## STATED GOAL:
Repeat the entries below exactly as they appear, with no pictures.

— START OF DATASET —

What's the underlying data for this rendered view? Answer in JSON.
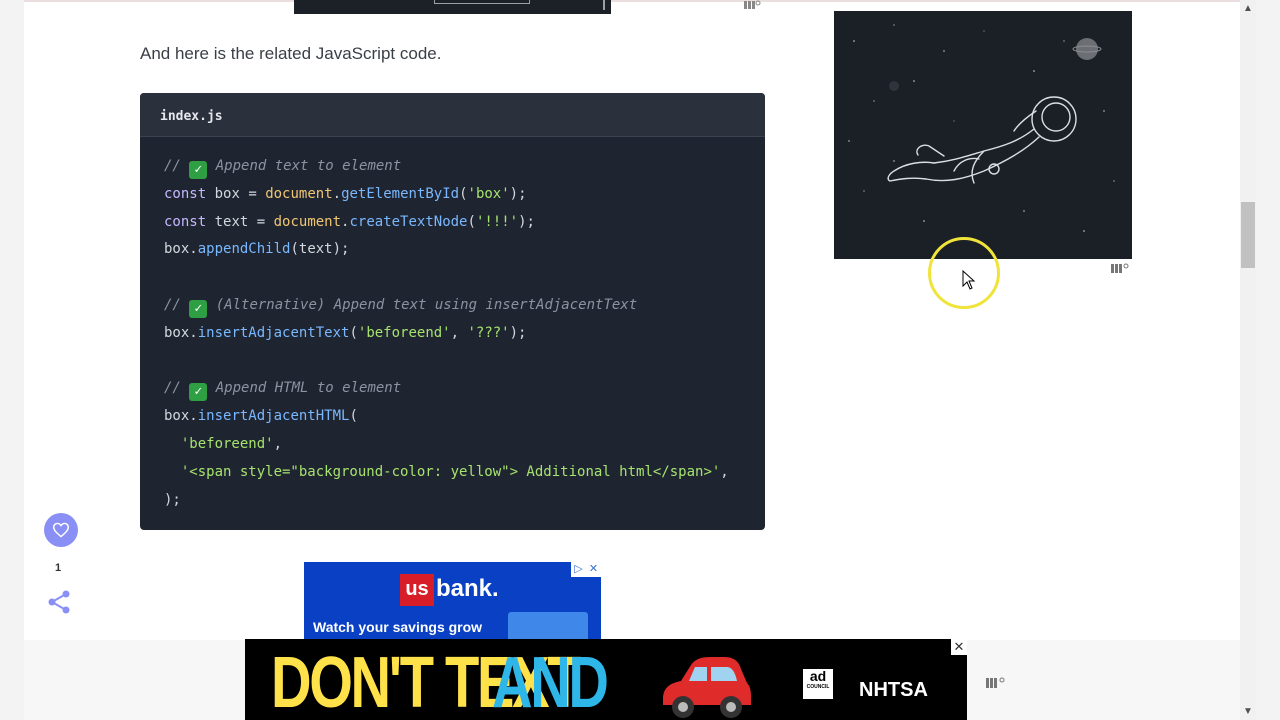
{
  "intro_text": "And here is the related JavaScript code.",
  "code": {
    "filename": "index.js",
    "comments": {
      "c1": "// ✅ Append text to element",
      "c2": "// ✅ (Alternative) Append text using insertAdjacentText",
      "c3": "// ✅ Append HTML to element"
    },
    "tokens": {
      "const": "const",
      "box": "box",
      "text": "text",
      "document": "document",
      "getElementById": "getElementById",
      "createTextNode": "createTextNode",
      "appendChild": "appendChild",
      "insertAdjacentText": "insertAdjacentText",
      "insertAdjacentHTML": "insertAdjacentHTML",
      "str_box": "'box'",
      "str_bang": "'!!!'",
      "str_beforeend": "'beforeend'",
      "str_qqq": "'???'",
      "str_html": "'<span style=\"background-color: yellow\"> Additional html</span>'"
    }
  },
  "sidebar_actions": {
    "like_count": "1"
  },
  "bank_ad": {
    "logo_us": "us",
    "logo_bank": "bank.",
    "tagline": "Watch your savings grow",
    "ad_choice": "▷",
    "close": "✕"
  },
  "bottom_banner": {
    "text_yellow": "DON'T TEXT",
    "text_blue": "AND",
    "ad_council_line1": "ad",
    "ad_council_line2": "COUNCIL",
    "nhtsa": "NHTSA",
    "close": "✕"
  },
  "icons": {
    "like": "heart-icon",
    "share": "share-icon",
    "cursor": "mouse-pointer-icon",
    "ezoic": "ezoic-icon"
  },
  "colors": {
    "code_bg": "#1f2530",
    "accent_purple": "#8a8ff5",
    "cursor_highlight": "#f0e33a",
    "bank_blue": "#0a41c4",
    "bank_red": "#d71e28"
  }
}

— END OF DATASET —

## PROBLEM SOLUTION:
What's the underlying data for this rendered view? Answer in JSON.
{
  "intro_text": "And here is the related JavaScript code.",
  "code": {
    "filename": "index.js",
    "comments": {
      "c1": "// ✅ Append text to element",
      "c2": "// ✅ (Alternative) Append text using insertAdjacentText",
      "c3": "// ✅ Append HTML to element"
    },
    "tokens": {
      "const": "const",
      "box": "box",
      "text": "text",
      "document": "document",
      "getElementById": "getElementById",
      "createTextNode": "createTextNode",
      "appendChild": "appendChild",
      "insertAdjacentText": "insertAdjacentText",
      "insertAdjacentHTML": "insertAdjacentHTML",
      "str_box": "'box'",
      "str_bang": "'!!!'",
      "str_beforeend": "'beforeend'",
      "str_qqq": "'???'",
      "str_html": "'<span style=\"background-color: yellow\"> Additional html</span>'"
    }
  },
  "sidebar_actions": {
    "like_count": "1"
  },
  "bank_ad": {
    "logo_us": "us",
    "logo_bank": "bank.",
    "tagline": "Watch your savings grow",
    "ad_choice": "▷",
    "close": "✕"
  },
  "bottom_banner": {
    "text_yellow": "DON'T TEXT",
    "text_blue": "AND",
    "ad_council_line1": "ad",
    "ad_council_line2": "COUNCIL",
    "nhtsa": "NHTSA",
    "close": "✕"
  },
  "icons": {
    "like": "heart-icon",
    "share": "share-icon",
    "cursor": "mouse-pointer-icon",
    "ezoic": "ezoic-icon"
  },
  "colors": {
    "code_bg": "#1f2530",
    "accent_purple": "#8a8ff5",
    "cursor_highlight": "#f0e33a",
    "bank_blue": "#0a41c4",
    "bank_red": "#d71e28"
  }
}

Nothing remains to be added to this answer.